### Required task
Return each line of the listing that contains the string "przebita".
----- Extracted data -----
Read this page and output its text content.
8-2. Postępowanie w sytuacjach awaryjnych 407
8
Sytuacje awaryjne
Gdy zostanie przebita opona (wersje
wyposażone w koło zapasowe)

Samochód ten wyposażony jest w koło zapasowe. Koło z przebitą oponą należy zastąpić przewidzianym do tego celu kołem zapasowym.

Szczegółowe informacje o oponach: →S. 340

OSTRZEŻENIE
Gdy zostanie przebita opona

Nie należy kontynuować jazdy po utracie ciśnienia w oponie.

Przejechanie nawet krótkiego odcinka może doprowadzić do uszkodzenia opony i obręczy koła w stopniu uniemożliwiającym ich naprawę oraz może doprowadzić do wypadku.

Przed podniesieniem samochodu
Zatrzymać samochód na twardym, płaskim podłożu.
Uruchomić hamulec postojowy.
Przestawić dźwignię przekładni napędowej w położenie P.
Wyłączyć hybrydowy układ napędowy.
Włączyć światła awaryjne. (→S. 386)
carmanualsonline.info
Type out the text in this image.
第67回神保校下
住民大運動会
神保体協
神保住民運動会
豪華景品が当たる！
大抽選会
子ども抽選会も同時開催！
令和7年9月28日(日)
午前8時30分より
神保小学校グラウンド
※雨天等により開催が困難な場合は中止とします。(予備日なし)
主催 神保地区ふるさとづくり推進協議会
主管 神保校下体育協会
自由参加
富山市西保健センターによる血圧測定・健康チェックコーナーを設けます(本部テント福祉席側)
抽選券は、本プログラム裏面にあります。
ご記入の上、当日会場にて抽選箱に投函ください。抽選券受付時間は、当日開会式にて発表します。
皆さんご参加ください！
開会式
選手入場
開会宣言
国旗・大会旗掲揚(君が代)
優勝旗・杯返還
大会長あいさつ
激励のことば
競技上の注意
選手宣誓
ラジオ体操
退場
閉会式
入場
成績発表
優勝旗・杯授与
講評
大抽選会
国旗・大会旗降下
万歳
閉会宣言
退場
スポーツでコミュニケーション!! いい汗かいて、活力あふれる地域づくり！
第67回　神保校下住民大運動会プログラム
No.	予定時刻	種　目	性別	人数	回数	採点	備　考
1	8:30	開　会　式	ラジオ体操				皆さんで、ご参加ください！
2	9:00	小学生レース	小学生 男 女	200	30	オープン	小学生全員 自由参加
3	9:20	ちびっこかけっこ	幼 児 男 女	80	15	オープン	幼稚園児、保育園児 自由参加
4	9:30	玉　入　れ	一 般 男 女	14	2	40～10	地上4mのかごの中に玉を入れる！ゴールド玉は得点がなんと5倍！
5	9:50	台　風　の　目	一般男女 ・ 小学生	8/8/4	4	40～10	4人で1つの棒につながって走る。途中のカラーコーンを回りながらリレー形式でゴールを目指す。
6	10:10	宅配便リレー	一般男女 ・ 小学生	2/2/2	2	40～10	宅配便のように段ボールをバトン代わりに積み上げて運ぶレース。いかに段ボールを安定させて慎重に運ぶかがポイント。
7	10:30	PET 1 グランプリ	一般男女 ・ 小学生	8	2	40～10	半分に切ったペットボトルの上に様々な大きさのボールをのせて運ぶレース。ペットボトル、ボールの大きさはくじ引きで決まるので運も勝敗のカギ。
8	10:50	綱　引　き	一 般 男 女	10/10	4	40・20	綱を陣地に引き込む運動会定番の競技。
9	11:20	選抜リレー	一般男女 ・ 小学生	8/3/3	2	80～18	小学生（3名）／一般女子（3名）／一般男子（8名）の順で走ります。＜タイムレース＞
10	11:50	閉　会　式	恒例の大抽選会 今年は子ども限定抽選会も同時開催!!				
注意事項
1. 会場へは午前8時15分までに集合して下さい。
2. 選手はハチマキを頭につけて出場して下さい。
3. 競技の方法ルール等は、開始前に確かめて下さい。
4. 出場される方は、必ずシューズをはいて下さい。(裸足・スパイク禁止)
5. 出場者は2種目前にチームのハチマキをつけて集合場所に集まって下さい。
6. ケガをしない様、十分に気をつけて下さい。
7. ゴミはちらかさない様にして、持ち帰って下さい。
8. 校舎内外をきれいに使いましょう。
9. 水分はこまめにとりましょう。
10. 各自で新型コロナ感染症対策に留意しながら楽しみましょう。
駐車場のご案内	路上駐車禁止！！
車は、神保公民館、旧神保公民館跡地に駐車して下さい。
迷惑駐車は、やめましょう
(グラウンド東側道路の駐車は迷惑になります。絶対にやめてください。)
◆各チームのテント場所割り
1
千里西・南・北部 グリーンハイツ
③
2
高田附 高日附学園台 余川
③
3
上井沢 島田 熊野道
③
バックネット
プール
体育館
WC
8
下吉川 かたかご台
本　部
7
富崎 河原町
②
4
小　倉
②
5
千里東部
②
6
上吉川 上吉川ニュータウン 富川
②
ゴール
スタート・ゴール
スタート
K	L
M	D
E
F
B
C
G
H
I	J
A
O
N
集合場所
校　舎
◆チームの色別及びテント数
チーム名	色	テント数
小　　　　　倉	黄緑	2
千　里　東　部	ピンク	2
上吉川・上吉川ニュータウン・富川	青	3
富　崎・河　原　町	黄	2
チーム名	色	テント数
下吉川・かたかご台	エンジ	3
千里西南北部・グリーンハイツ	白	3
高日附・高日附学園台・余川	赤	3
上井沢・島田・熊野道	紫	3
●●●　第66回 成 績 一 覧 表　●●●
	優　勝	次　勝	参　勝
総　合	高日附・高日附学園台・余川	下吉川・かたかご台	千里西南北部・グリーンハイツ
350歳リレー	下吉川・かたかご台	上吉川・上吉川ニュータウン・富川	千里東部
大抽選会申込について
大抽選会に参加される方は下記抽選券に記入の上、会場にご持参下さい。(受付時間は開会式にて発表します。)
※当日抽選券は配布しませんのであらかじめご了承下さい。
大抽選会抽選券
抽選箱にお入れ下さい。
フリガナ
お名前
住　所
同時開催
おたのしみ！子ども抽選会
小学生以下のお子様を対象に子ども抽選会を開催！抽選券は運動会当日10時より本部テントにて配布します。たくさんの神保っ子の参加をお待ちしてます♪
-----
### Exercise result
Gdy zostanie przebita opona (wersje
Gdy zostanie przebita opona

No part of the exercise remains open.